───── INFORMATION PROVIDED

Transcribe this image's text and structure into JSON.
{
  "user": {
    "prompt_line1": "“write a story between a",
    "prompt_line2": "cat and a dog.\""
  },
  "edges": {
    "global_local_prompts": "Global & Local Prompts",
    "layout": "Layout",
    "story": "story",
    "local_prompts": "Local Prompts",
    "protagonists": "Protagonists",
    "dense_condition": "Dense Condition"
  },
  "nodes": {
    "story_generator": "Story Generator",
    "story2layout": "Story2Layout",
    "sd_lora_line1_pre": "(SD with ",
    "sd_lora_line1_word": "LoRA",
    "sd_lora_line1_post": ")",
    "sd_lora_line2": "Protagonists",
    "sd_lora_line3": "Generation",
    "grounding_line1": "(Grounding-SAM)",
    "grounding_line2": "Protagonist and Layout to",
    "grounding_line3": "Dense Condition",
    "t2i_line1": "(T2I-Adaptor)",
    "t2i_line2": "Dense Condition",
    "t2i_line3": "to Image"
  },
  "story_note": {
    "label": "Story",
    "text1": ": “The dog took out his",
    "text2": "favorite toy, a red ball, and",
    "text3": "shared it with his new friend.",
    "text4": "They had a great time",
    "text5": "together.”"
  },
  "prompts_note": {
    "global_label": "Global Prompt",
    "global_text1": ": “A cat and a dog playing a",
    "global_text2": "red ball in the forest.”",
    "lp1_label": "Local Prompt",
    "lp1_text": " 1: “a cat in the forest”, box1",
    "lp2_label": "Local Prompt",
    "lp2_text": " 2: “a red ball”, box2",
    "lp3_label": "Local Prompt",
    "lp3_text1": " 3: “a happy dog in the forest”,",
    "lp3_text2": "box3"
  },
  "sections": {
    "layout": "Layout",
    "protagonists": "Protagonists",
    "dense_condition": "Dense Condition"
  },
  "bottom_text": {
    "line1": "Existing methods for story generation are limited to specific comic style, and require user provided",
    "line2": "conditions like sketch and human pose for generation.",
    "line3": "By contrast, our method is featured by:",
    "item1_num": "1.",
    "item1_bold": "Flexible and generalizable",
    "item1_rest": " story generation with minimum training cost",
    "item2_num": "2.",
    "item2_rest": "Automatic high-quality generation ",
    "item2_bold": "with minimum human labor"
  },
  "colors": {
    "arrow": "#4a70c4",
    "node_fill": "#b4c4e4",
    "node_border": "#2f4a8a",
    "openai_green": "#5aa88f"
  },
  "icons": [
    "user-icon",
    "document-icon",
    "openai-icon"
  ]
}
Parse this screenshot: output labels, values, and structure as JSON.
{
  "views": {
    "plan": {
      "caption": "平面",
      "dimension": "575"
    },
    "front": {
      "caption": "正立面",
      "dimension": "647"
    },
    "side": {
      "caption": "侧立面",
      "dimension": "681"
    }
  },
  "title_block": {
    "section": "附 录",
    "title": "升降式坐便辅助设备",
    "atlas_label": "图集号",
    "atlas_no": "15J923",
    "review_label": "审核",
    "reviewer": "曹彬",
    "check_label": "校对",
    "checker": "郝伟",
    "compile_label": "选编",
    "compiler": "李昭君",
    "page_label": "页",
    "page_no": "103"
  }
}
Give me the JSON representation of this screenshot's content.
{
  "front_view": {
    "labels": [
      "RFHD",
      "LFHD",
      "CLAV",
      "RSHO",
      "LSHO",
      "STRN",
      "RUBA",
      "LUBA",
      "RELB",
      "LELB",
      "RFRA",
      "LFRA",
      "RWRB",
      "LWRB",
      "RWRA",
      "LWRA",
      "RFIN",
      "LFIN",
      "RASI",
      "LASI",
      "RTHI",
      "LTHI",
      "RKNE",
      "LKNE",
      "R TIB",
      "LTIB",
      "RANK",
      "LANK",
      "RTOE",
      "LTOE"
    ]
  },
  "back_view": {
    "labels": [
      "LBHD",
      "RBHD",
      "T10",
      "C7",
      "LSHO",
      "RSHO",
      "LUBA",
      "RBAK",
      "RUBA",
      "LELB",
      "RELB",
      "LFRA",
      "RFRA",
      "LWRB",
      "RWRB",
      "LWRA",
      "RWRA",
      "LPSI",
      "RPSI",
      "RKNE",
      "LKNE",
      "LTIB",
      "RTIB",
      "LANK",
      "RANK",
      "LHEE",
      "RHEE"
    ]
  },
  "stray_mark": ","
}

──────────

» GOAL
Take the entries above and transcribe them exactly.

» ANSWER TO THIS TASK
Transcribe this image's text and structure into JSON.
{
  "user": {
    "prompt_line1": "“write a story between a",
    "prompt_line2": "cat and a dog.\""
  },
  "edges": {
    "global_local_prompts": "Global & Local Prompts",
    "layout": "Layout",
    "story": "story",
    "local_prompts": "Local Prompts",
    "protagonists": "Protagonists",
    "dense_condition": "Dense Condition"
  },
  "nodes": {
    "story_generator": "Story Generator",
    "story2layout": "Story2Layout",
    "sd_lora_line1_pre": "(SD with ",
    "sd_lora_line1_word": "LoRA",
    "sd_lora_line1_post": ")",
    "sd_lora_line2": "Protagonists",
    "sd_lora_line3": "Generation",
    "grounding_line1": "(Grounding-SAM)",
    "grounding_line2": "Protagonist and Layout to",
    "grounding_line3": "Dense Condition",
    "t2i_line1": "(T2I-Adaptor)",
    "t2i_line2": "Dense Condition",
    "t2i_line3": "to Image"
  },
  "story_note": {
    "label": "Story",
    "text1": ": “The dog took out his",
    "text2": "favorite toy, a red ball, and",
    "text3": "shared it with his new friend.",
    "text4": "They had a great time",
    "text5": "together.”"
  },
  "prompts_note": {
    "global_label": "Global Prompt",
    "global_text1": ": “A cat and a dog playing a",
    "global_text2": "red ball in the forest.”",
    "lp1_label": "Local Prompt",
    "lp1_text": " 1: “a cat in the forest”, box1",
    "lp2_label": "Local Prompt",
    "lp2_text": " 2: “a red ball”, box2",
    "lp3_label": "Local Prompt",
    "lp3_text1": " 3: “a happy dog in the forest”,",
    "lp3_text2": "box3"
  },
  "sections": {
    "layout": "Layout",
    "protagonists": "Protagonists",
    "dense_condition": "Dense Condition"
  },
  "bottom_text": {
    "line1": "Existing methods for story generation are limited to specific comic style, and require user provided",
    "line2": "conditions like sketch and human pose for generation.",
    "line3": "By contrast, our method is featured by:",
    "item1_num": "1.",
    "item1_bold": "Flexible and generalizable",
    "item1_rest": " story generation with minimum training cost",
    "item2_num": "2.",
    "item2_rest": "Automatic high-quality generation ",
    "item2_bold": "with minimum human labor"
  },
  "colors": {
    "arrow": "#4a70c4",
    "node_fill": "#b4c4e4",
    "node_border": "#2f4a8a",
    "openai_green": "#5aa88f"
  },
  "icons": [
    "user-icon",
    "document-icon",
    "openai-icon"
  ]
}
Parse this screenshot: output labels, values, and structure as JSON.
{
  "views": {
    "plan": {
      "caption": "平面",
      "dimension": "575"
    },
    "front": {
      "caption": "正立面",
      "dimension": "647"
    },
    "side": {
      "caption": "侧立面",
      "dimension": "681"
    }
  },
  "title_block": {
    "section": "附 录",
    "title": "升降式坐便辅助设备",
    "atlas_label": "图集号",
    "atlas_no": "15J923",
    "review_label": "审核",
    "reviewer": "曹彬",
    "check_label": "校对",
    "checker": "郝伟",
    "compile_label": "选编",
    "compiler": "李昭君",
    "page_label": "页",
    "page_no": "103"
  }
}
Give me the JSON representation of this screenshot's content.
{
  "front_view": {
    "labels": [
      "RFHD",
      "LFHD",
      "CLAV",
      "RSHO",
      "LSHO",
      "STRN",
      "RUBA",
      "LUBA",
      "RELB",
      "LELB",
      "RFRA",
      "LFRA",
      "RWRB",
      "LWRB",
      "RWRA",
      "LWRA",
      "RFIN",
      "LFIN",
      "RASI",
      "LASI",
      "RTHI",
      "LTHI",
      "RKNE",
      "LKNE",
      "R TIB",
      "LTIB",
      "RANK",
      "LANK",
      "RTOE",
      "LTOE"
    ]
  },
  "back_view": {
    "labels": [
      "LBHD",
      "RBHD",
      "T10",
      "C7",
      "LSHO",
      "RSHO",
      "LUBA",
      "RBAK",
      "RUBA",
      "LELB",
      "RELB",
      "LFRA",
      "RFRA",
      "LWRB",
      "RWRB",
      "LWRA",
      "RWRA",
      "LPSI",
      "RPSI",
      "RKNE",
      "LKNE",
      "LTIB",
      "RTIB",
      "LANK",
      "RANK",
      "LHEE",
      "RHEE"
    ]
  },
  "stray_mark": ","
}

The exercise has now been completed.